[Entries with figure data]
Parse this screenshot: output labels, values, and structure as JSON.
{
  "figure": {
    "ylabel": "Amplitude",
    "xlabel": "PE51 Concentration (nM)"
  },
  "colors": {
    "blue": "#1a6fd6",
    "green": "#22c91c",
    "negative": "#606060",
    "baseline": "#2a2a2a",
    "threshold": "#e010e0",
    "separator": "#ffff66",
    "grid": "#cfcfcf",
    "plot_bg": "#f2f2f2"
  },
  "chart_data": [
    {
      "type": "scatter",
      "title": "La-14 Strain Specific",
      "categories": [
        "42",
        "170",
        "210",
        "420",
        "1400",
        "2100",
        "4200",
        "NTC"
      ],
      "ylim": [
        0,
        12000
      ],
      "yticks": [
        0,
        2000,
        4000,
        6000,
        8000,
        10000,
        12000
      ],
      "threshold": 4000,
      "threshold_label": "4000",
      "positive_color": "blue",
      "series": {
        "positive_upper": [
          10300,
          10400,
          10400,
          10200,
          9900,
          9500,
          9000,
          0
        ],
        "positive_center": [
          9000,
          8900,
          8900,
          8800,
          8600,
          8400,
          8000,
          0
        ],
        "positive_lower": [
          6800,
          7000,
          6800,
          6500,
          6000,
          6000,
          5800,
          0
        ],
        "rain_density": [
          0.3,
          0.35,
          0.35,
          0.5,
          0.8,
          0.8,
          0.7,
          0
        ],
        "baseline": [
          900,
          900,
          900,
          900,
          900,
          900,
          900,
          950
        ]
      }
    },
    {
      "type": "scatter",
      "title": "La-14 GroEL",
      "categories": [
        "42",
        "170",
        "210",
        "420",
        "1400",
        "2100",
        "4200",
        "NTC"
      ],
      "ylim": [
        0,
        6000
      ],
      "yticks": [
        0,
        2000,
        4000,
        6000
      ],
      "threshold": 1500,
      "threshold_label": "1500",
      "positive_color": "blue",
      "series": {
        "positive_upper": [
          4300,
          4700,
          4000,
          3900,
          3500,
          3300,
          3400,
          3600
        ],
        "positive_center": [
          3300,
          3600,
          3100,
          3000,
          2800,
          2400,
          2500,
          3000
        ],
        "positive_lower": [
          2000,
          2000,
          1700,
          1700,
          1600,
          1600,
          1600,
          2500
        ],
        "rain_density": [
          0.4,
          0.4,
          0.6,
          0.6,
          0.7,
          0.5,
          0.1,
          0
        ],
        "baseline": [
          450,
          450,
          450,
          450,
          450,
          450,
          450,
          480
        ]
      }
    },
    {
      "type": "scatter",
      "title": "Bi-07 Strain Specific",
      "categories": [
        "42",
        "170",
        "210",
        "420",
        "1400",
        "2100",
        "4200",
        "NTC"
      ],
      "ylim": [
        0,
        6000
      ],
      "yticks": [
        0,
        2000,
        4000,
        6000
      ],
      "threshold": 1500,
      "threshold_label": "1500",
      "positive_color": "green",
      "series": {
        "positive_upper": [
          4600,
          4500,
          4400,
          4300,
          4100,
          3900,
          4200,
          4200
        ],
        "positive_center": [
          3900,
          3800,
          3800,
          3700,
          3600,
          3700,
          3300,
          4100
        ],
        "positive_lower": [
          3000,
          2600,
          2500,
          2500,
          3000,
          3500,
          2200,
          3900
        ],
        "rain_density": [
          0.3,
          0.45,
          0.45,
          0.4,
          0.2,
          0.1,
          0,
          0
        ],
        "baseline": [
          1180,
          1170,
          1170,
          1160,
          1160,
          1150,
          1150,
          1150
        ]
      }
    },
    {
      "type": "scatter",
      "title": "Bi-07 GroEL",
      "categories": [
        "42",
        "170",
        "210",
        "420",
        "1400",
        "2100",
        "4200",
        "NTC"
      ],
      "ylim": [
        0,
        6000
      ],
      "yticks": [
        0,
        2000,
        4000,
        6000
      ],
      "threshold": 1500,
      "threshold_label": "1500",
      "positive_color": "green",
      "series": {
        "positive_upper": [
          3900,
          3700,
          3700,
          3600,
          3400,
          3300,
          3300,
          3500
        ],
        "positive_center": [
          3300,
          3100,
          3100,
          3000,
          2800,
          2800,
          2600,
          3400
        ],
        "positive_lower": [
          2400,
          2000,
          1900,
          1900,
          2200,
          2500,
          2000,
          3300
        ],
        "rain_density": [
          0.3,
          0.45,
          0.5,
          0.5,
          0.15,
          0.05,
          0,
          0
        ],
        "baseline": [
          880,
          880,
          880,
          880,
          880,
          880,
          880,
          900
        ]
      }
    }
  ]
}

Exercise prompt:
Please reproduce each record precisely as written.

Finished task:
Parse this screenshot: output labels, values, and structure as JSON.
{
  "figure": {
    "ylabel": "Amplitude",
    "xlabel": "PE51 Concentration (nM)"
  },
  "colors": {
    "blue": "#1a6fd6",
    "green": "#22c91c",
    "negative": "#606060",
    "baseline": "#2a2a2a",
    "threshold": "#e010e0",
    "separator": "#ffff66",
    "grid": "#cfcfcf",
    "plot_bg": "#f2f2f2"
  },
  "chart_data": [
    {
      "type": "scatter",
      "title": "La-14 Strain Specific",
      "categories": [
        "42",
        "170",
        "210",
        "420",
        "1400",
        "2100",
        "4200",
        "NTC"
      ],
      "ylim": [
        0,
        12000
      ],
      "yticks": [
        0,
        2000,
        4000,
        6000,
        8000,
        10000,
        12000
      ],
      "threshold": 4000,
      "threshold_label": "4000",
      "positive_color": "blue",
      "series": {
        "positive_upper": [
          10300,
          10400,
          10400,
          10200,
          9900,
          9500,
          9000,
          0
        ],
        "positive_center": [
          9000,
          8900,
          8900,
          8800,
          8600,
          8400,
          8000,
          0
        ],
        "positive_lower": [
          6800,
          7000,
          6800,
          6500,
          6000,
          6000,
          5800,
          0
        ],
        "rain_density": [
          0.3,
          0.35,
          0.35,
          0.5,
          0.8,
          0.8,
          0.7,
          0
        ],
        "baseline": [
          900,
          900,
          900,
          900,
          900,
          900,
          900,
          950
        ]
      }
    },
    {
      "type": "scatter",
      "title": "La-14 GroEL",
      "categories": [
        "42",
        "170",
        "210",
        "420",
        "1400",
        "2100",
        "4200",
        "NTC"
      ],
      "ylim": [
        0,
        6000
      ],
      "yticks": [
        0,
        2000,
        4000,
        6000
      ],
      "threshold": 1500,
      "threshold_label": "1500",
      "positive_color": "blue",
      "series": {
        "positive_upper": [
          4300,
          4700,
          4000,
          3900,
          3500,
          3300,
          3400,
          3600
        ],
        "positive_center": [
          3300,
          3600,
          3100,
          3000,
          2800,
          2400,
          2500,
          3000
        ],
        "positive_lower": [
          2000,
          2000,
          1700,
          1700,
          1600,
          1600,
          1600,
          2500
        ],
        "rain_density": [
          0.4,
          0.4,
          0.6,
          0.6,
          0.7,
          0.5,
          0.1,
          0
        ],
        "baseline": [
          450,
          450,
          450,
          450,
          450,
          450,
          450,
          480
        ]
      }
    },
    {
      "type": "scatter",
      "title": "Bi-07 Strain Specific",
      "categories": [
        "42",
        "170",
        "210",
        "420",
        "1400",
        "2100",
        "4200",
        "NTC"
      ],
      "ylim": [
        0,
        6000
      ],
      "yticks": [
        0,
        2000,
        4000,
        6000
      ],
      "threshold": 1500,
      "threshold_label": "1500",
      "positive_color": "green",
      "series": {
        "positive_upper": [
          4600,
          4500,
          4400,
          4300,
          4100,
          3900,
          4200,
          4200
        ],
        "positive_center": [
          3900,
          3800,
          3800,
          3700,
          3600,
          3700,
          3300,
          4100
        ],
        "positive_lower": [
          3000,
          2600,
          2500,
          2500,
          3000,
          3500,
          2200,
          3900
        ],
        "rain_density": [
          0.3,
          0.45,
          0.45,
          0.4,
          0.2,
          0.1,
          0,
          0
        ],
        "baseline": [
          1180,
          1170,
          1170,
          1160,
          1160,
          1150,
          1150,
          1150
        ]
      }
    },
    {
      "type": "scatter",
      "title": "Bi-07 GroEL",
      "categories": [
        "42",
        "170",
        "210",
        "420",
        "1400",
        "2100",
        "4200",
        "NTC"
      ],
      "ylim": [
        0,
        6000
      ],
      "yticks": [
        0,
        2000,
        4000,
        6000
      ],
      "threshold": 1500,
      "threshold_label": "1500",
      "positive_color": "green",
      "series": {
        "positive_upper": [
          3900,
          3700,
          3700,
          3600,
          3400,
          3300,
          3300,
          3500
        ],
        "positive_center": [
          3300,
          3100,
          3100,
          3000,
          2800,
          2800,
          2600,
          3400
        ],
        "positive_lower": [
          2400,
          2000,
          1900,
          1900,
          2200,
          2500,
          2000,
          3300
        ],
        "rain_density": [
          0.3,
          0.45,
          0.5,
          0.5,
          0.15,
          0.05,
          0,
          0
        ],
        "baseline": [
          880,
          880,
          880,
          880,
          880,
          880,
          880,
          900
        ]
      }
    }
  ]
}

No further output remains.